[Coordinate annotation records]
----------

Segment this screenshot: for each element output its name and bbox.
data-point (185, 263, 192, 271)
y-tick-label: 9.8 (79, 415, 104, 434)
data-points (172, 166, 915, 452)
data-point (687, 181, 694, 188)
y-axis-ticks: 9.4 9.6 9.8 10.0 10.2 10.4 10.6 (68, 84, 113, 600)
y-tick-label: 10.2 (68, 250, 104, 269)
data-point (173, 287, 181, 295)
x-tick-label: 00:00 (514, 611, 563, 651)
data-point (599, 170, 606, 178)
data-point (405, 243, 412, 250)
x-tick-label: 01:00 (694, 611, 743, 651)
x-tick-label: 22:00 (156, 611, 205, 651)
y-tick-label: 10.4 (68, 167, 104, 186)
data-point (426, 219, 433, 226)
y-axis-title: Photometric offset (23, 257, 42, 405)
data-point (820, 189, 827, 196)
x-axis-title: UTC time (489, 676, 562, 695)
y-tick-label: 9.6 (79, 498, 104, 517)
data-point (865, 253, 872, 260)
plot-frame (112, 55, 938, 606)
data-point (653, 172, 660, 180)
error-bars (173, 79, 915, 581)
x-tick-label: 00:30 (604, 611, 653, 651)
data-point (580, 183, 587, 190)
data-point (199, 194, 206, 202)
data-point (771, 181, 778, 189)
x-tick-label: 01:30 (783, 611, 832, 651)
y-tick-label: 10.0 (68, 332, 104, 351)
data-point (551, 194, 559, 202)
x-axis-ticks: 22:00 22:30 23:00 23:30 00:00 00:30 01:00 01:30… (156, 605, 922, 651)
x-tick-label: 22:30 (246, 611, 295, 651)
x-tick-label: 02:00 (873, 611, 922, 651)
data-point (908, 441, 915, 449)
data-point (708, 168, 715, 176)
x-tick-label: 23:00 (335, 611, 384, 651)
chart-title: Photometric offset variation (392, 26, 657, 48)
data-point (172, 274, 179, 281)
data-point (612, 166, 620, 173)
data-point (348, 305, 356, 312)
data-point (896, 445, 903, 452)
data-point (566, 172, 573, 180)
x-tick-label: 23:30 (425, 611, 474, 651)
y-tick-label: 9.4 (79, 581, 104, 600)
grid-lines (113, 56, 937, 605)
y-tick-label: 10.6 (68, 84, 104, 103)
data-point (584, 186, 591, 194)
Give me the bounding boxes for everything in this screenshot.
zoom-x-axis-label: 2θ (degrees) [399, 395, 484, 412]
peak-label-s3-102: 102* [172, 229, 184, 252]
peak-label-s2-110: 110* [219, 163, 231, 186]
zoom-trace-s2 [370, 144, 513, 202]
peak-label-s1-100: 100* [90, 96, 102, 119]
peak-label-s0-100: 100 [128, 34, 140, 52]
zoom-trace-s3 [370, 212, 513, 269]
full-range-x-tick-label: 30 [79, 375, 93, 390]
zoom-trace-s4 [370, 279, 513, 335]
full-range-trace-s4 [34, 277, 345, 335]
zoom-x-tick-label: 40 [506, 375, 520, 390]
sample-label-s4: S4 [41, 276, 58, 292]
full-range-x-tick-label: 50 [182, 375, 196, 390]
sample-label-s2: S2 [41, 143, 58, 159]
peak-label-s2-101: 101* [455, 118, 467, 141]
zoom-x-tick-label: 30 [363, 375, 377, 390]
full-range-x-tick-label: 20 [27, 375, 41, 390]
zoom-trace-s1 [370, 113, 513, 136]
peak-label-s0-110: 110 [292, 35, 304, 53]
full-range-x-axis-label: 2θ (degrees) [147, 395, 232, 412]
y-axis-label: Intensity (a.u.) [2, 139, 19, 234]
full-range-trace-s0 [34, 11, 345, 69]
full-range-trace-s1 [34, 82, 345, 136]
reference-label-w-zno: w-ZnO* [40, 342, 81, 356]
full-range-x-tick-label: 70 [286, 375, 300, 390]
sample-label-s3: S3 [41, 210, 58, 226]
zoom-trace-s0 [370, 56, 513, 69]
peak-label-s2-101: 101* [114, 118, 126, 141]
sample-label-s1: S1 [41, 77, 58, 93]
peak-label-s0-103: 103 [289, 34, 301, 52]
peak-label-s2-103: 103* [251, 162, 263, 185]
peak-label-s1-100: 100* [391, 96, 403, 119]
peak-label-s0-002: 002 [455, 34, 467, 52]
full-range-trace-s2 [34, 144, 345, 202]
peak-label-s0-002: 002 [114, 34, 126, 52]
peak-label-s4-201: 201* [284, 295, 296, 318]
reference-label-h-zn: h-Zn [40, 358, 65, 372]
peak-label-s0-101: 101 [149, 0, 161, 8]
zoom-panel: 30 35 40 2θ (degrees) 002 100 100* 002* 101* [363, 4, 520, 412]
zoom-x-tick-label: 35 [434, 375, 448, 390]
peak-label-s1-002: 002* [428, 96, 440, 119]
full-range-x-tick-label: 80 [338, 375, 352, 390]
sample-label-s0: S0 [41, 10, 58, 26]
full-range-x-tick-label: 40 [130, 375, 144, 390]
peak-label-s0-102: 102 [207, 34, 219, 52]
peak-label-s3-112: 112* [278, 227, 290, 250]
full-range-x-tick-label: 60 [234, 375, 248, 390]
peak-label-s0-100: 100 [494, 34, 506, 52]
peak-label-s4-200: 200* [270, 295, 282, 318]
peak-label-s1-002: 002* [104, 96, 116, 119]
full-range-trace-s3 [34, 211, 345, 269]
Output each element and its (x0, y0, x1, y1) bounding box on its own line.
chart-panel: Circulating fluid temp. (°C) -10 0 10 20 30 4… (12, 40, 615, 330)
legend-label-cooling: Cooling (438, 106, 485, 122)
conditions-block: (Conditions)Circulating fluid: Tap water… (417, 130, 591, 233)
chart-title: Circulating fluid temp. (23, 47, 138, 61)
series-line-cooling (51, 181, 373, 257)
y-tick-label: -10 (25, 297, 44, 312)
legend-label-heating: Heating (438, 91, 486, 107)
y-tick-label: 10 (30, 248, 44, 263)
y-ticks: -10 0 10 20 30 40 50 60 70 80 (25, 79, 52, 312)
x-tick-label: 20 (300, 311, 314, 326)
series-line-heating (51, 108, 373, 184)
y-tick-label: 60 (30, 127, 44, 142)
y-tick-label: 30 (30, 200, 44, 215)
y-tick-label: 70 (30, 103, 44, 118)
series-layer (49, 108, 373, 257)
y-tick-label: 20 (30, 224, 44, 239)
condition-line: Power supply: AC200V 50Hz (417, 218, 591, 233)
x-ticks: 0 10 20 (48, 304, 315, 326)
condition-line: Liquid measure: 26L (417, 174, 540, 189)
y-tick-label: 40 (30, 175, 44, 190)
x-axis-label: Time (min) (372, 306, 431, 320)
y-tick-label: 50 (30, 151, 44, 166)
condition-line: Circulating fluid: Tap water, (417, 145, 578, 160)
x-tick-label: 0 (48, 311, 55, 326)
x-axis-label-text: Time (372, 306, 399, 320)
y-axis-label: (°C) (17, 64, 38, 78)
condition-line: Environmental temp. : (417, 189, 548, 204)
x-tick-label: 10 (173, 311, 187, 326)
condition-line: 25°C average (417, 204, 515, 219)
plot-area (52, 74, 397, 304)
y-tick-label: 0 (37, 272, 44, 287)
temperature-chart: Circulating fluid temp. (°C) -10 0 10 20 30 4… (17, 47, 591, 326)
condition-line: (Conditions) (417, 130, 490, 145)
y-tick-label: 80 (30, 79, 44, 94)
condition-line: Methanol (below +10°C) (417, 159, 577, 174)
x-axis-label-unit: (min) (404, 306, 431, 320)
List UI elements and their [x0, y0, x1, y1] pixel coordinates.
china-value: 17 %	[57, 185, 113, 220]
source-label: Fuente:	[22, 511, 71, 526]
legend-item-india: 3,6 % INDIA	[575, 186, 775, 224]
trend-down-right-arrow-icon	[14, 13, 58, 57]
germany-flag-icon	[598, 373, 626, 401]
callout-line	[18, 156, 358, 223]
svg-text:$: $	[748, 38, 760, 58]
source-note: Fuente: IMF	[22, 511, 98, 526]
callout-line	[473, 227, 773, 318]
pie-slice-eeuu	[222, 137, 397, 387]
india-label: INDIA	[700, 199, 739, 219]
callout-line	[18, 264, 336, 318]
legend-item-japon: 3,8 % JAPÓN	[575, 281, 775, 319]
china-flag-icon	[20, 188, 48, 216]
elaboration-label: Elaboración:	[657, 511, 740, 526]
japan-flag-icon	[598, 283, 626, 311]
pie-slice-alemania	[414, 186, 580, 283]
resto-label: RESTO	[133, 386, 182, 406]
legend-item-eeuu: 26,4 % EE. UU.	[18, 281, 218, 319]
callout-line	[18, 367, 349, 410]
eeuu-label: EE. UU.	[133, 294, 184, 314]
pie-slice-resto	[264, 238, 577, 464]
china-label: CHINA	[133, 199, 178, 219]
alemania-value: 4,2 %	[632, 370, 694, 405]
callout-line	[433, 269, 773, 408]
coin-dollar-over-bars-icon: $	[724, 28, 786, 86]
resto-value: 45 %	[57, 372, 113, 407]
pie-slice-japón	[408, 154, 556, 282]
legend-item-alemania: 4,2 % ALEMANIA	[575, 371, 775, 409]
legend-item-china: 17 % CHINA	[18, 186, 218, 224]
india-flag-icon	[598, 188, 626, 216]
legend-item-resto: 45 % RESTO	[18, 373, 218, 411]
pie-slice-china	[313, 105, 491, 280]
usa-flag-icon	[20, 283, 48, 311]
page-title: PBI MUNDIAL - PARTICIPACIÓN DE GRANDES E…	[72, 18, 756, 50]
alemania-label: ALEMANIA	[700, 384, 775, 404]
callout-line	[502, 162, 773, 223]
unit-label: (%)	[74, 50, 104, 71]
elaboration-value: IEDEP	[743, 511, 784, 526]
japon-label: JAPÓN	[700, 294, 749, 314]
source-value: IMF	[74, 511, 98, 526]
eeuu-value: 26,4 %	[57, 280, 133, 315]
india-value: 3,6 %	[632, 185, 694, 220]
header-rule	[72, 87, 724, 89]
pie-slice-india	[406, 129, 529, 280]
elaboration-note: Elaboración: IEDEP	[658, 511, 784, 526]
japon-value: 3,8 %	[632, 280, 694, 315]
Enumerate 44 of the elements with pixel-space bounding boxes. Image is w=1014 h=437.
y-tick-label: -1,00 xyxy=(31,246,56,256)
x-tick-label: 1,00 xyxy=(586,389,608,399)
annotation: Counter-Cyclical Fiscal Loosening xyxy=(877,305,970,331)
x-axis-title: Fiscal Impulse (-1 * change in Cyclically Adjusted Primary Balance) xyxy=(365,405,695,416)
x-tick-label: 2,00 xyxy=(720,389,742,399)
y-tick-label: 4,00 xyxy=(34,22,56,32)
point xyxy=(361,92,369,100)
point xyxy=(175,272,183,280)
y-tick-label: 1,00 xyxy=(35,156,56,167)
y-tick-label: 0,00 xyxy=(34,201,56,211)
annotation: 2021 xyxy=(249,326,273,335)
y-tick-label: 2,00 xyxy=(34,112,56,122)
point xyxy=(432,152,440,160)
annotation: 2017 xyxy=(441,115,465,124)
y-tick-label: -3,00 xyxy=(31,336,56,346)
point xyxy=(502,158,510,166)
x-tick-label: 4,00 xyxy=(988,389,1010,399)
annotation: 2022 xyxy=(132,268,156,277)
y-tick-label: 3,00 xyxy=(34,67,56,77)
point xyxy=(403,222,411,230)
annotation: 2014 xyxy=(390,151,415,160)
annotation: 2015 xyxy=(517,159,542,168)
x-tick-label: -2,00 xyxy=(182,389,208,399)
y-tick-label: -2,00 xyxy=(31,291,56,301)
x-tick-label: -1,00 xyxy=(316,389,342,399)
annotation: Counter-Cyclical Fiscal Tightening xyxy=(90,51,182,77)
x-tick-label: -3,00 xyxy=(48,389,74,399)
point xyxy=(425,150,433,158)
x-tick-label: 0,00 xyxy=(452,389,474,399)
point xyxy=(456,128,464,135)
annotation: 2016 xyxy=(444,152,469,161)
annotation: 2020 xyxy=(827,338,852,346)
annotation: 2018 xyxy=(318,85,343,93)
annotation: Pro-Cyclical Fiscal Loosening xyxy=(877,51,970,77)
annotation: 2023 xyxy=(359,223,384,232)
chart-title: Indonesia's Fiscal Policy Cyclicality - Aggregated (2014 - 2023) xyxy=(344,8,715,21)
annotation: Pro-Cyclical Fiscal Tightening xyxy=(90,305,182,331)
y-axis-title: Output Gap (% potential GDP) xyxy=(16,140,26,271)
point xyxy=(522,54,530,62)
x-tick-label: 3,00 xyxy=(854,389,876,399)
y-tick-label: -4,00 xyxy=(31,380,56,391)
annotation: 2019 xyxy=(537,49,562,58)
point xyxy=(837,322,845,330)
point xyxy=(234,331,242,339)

----------

> Exercise directions
Lay out the lines above as a Markdown table with the columns "No." and "Line," leaving out any blank lines. Start at the first line and end at the line that contains "x-tick-label: 01:00 (694, 611, 743, 651)", including both ends.

> Response to this task
| No. | Line |
|---|---|
| 1 | Segment this screenshot: for each element output its name and bbox. |
| 2 | data-point (185, 263, 192, 271) |
| 3 | y-tick-label: 9.8 (79, 415, 104, 434) |
| 4 | data-points (172, 166, 915, 452) |
| 5 | data-point (687, 181, 694, 188) |
| 6 | y-axis-ticks: 9.4 9.6 9.8 10.0 10.2 10.4 10.6 (68, 84, 113, 600) |
| 7 | y-tick-label: 10.2 (68, 250, 104, 269) |
| 8 | data-point (173, 287, 181, 295) |
| 9 | x-tick-label: 00:00 (514, 611, 563, 651) |
| 10 | data-point (599, 170, 606, 178) |
| 11 | data-point (405, 243, 412, 250) |
| 12 | x-tick-label: 01:00 (694, 611, 743, 651) |